→ **Supplied data**
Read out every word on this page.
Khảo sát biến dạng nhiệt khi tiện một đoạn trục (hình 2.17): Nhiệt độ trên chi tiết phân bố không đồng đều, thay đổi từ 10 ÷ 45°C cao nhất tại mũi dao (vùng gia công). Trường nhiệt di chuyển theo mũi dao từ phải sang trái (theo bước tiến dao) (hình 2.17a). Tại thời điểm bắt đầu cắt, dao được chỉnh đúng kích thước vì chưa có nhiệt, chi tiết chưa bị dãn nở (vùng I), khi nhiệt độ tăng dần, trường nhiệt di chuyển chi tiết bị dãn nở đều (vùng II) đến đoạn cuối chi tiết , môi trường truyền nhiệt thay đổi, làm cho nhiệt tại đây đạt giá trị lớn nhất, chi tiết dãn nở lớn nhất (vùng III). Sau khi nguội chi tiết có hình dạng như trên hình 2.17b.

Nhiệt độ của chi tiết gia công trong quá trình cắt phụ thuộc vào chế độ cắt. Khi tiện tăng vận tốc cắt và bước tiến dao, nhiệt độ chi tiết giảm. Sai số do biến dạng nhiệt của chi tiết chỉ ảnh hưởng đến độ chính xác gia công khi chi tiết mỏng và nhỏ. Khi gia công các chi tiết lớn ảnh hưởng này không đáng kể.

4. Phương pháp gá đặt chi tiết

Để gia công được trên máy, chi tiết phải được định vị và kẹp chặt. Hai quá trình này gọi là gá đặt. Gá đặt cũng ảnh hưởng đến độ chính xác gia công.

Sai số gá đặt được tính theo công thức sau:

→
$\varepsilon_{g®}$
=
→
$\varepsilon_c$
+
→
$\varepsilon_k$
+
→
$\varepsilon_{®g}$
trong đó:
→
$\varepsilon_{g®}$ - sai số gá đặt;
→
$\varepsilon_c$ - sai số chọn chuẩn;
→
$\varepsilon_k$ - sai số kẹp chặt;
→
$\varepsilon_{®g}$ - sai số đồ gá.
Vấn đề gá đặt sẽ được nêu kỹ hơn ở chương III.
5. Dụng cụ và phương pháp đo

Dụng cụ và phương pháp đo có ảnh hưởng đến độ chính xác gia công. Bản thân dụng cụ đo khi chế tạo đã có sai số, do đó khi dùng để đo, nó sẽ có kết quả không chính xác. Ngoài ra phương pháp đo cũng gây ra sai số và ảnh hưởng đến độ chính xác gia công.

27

→ **Work to be completed**
Write out the records above again, keeping each one identical to the original.

→ **Written response**
Read out every word on this page.
Khảo sát biến dạng nhiệt khi tiện một đoạn trục (hình 2.17): Nhiệt độ trên chi tiết phân bố không đồng đều, thay đổi từ 10 ÷ 45°C cao nhất tại mũi dao (vùng gia công). Trường nhiệt di chuyển theo mũi dao từ phải sang trái (theo bước tiến dao) (hình 2.17a). Tại thời điểm bắt đầu cắt, dao được chỉnh đúng kích thước vì chưa có nhiệt, chi tiết chưa bị dãn nở (vùng I), khi nhiệt độ tăng dần, trường nhiệt di chuyển chi tiết bị dãn nở đều (vùng II) đến đoạn cuối chi tiết , môi trường truyền nhiệt thay đổi, làm cho nhiệt tại đây đạt giá trị lớn nhất, chi tiết dãn nở lớn nhất (vùng III). Sau khi nguội chi tiết có hình dạng như trên hình 2.17b.

Nhiệt độ của chi tiết gia công trong quá trình cắt phụ thuộc vào chế độ cắt. Khi tiện tăng vận tốc cắt và bước tiến dao, nhiệt độ chi tiết giảm. Sai số do biến dạng nhiệt của chi tiết chỉ ảnh hưởng đến độ chính xác gia công khi chi tiết mỏng và nhỏ. Khi gia công các chi tiết lớn ảnh hưởng này không đáng kể.

4. Phương pháp gá đặt chi tiết

Để gia công được trên máy, chi tiết phải được định vị và kẹp chặt. Hai quá trình này gọi là gá đặt. Gá đặt cũng ảnh hưởng đến độ chính xác gia công.

Sai số gá đặt được tính theo công thức sau:

→
$\varepsilon_{g®}$
=
→
$\varepsilon_c$
+
→
$\varepsilon_k$
+
→
$\varepsilon_{®g}$
trong đó:
→
$\varepsilon_{g®}$ - sai số gá đặt;
→
$\varepsilon_c$ - sai số chọn chuẩn;
→
$\varepsilon_k$ - sai số kẹp chặt;
→
$\varepsilon_{®g}$ - sai số đồ gá.
Vấn đề gá đặt sẽ được nêu kỹ hơn ở chương III.
5. Dụng cụ và phương pháp đo

Dụng cụ và phương pháp đo có ảnh hưởng đến độ chính xác gia công. Bản thân dụng cụ đo khi chế tạo đã có sai số, do đó khi dùng để đo, nó sẽ có kết quả không chính xác. Ngoài ra phương pháp đo cũng gây ra sai số và ảnh hưởng đến độ chính xác gia công.

27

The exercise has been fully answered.